» Description of the task: Show, in full, each line of the data that contains "Watercolor".

» Data for this task:

──────────

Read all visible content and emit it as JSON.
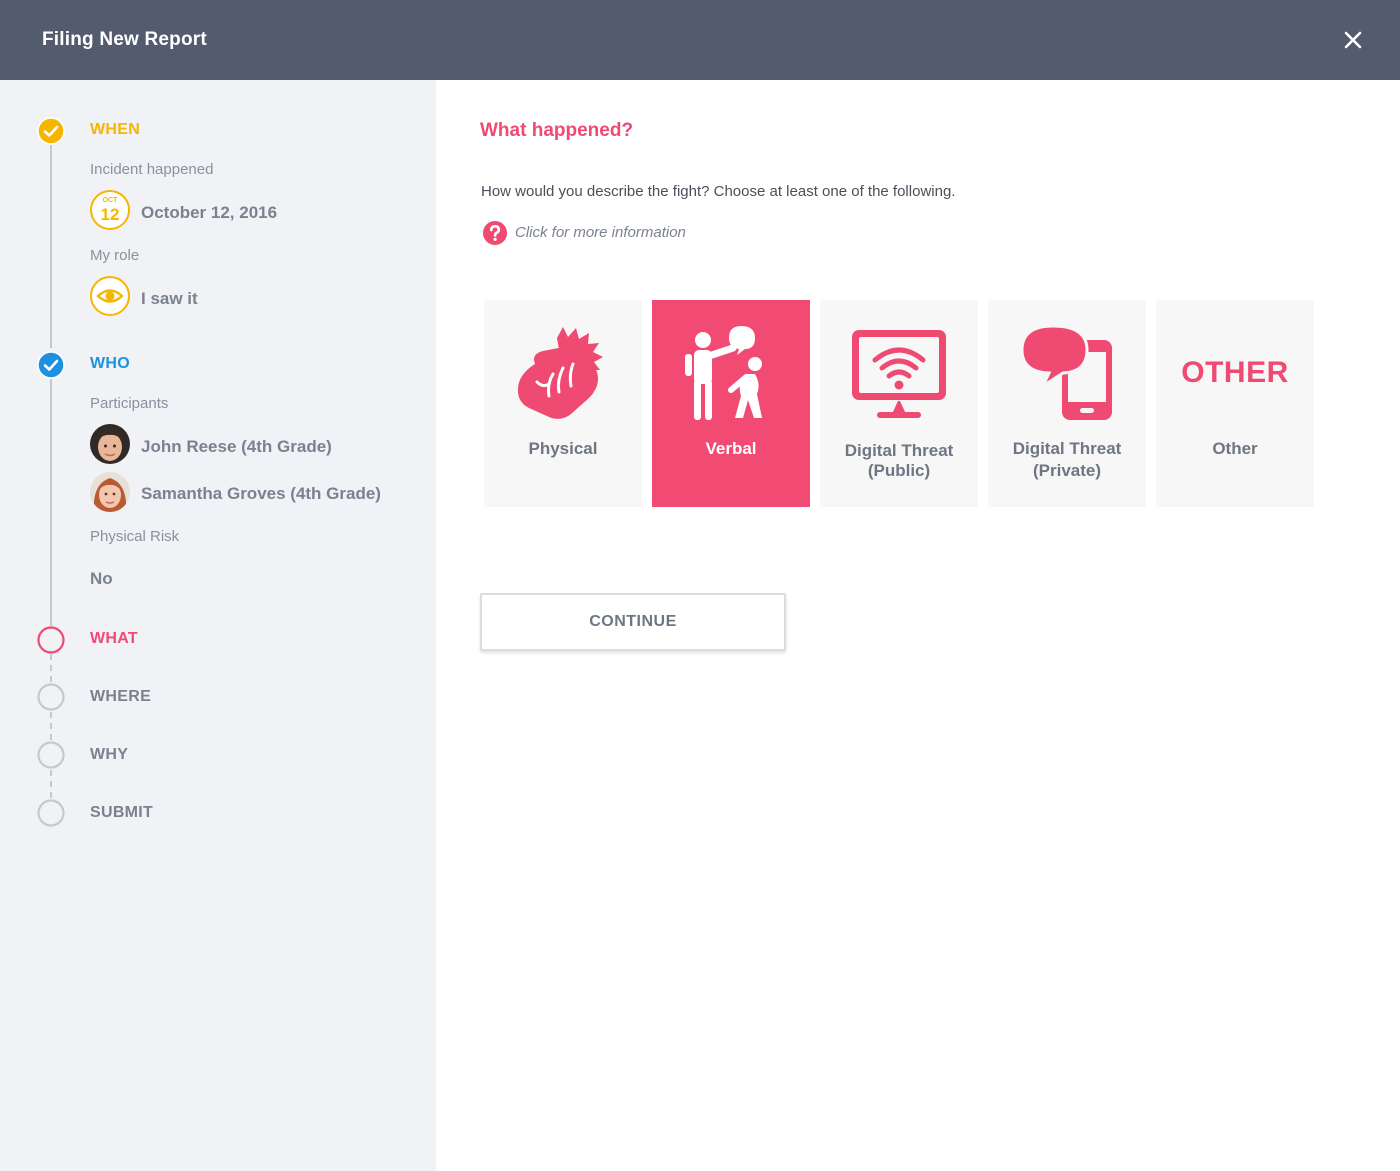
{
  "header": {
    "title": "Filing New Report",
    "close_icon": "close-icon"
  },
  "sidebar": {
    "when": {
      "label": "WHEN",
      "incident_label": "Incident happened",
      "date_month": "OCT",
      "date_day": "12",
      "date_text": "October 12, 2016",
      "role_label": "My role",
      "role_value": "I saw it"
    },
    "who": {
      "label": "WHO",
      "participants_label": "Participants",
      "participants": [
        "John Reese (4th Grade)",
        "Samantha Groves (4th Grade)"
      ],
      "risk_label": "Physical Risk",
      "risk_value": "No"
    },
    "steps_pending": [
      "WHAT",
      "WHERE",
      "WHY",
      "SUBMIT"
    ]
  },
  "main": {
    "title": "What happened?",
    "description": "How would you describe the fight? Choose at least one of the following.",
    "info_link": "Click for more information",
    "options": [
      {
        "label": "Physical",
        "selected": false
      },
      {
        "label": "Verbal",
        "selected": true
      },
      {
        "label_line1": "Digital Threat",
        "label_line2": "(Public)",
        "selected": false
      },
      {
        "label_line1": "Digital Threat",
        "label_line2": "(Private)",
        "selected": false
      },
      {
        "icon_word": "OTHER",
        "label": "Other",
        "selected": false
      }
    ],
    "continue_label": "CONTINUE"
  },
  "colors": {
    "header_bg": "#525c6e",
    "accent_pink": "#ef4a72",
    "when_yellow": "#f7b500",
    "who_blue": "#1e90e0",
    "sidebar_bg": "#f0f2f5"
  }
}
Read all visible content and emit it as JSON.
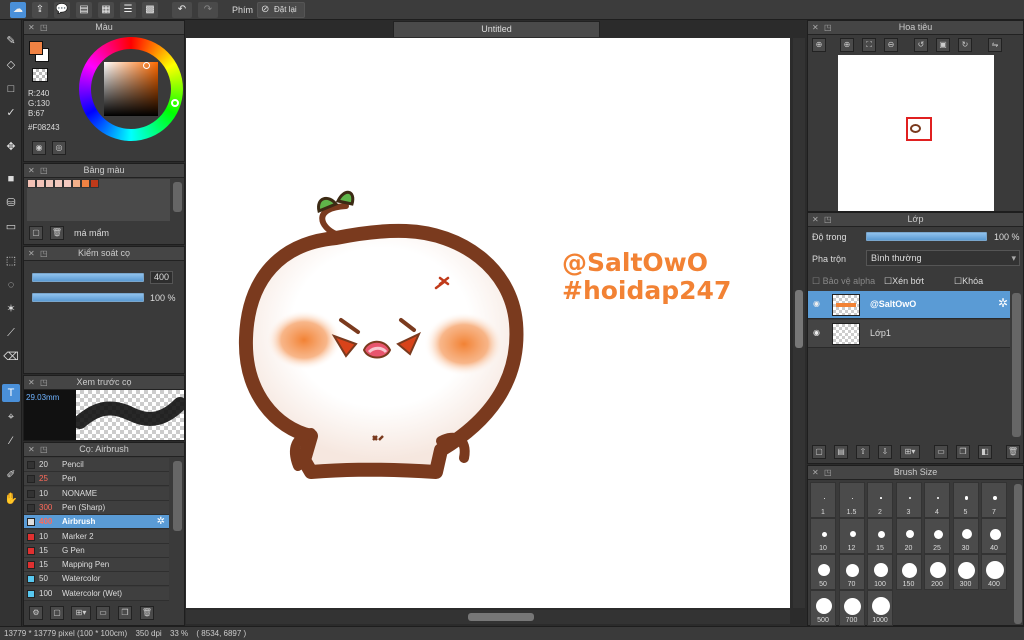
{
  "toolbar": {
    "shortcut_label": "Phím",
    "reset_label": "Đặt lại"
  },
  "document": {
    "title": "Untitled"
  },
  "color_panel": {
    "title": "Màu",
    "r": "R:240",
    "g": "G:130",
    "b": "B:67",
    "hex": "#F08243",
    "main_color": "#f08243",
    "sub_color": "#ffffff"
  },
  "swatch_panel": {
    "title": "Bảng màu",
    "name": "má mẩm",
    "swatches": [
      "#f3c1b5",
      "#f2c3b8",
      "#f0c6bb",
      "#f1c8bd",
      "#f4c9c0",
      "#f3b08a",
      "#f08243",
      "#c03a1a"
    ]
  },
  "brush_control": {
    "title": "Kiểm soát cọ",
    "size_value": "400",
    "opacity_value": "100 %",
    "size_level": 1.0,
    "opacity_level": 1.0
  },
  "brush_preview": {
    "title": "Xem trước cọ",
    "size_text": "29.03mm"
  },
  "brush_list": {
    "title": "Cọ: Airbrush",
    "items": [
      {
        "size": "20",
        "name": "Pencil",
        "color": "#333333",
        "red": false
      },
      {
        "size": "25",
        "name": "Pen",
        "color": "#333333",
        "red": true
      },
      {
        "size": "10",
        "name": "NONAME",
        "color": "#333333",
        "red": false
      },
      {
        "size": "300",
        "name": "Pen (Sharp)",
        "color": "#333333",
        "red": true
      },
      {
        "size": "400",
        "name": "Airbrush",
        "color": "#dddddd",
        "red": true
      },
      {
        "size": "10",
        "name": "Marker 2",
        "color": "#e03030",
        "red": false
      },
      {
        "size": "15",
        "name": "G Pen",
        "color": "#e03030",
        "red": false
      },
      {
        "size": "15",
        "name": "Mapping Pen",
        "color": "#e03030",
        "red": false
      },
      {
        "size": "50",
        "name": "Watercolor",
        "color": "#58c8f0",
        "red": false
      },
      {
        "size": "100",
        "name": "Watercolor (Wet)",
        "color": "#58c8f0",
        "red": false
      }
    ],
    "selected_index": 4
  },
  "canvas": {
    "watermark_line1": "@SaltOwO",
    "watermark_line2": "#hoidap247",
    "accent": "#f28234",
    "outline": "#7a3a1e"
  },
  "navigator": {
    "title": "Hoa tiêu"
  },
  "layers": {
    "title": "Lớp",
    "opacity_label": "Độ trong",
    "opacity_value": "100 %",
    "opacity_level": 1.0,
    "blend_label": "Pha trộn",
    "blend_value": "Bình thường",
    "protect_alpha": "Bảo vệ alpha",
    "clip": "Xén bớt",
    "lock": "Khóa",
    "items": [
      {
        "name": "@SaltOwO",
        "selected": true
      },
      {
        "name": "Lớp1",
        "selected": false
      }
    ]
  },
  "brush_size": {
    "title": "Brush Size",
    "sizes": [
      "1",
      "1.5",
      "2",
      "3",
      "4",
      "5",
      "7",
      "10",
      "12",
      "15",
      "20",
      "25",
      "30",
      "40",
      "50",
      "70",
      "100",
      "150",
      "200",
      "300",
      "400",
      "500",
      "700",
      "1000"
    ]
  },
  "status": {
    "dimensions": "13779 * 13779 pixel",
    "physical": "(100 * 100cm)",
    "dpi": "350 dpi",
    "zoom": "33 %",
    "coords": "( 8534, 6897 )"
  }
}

──────────

» Reply:
        "name": "Watercolor",
        "name": "Watercolor (Wet)",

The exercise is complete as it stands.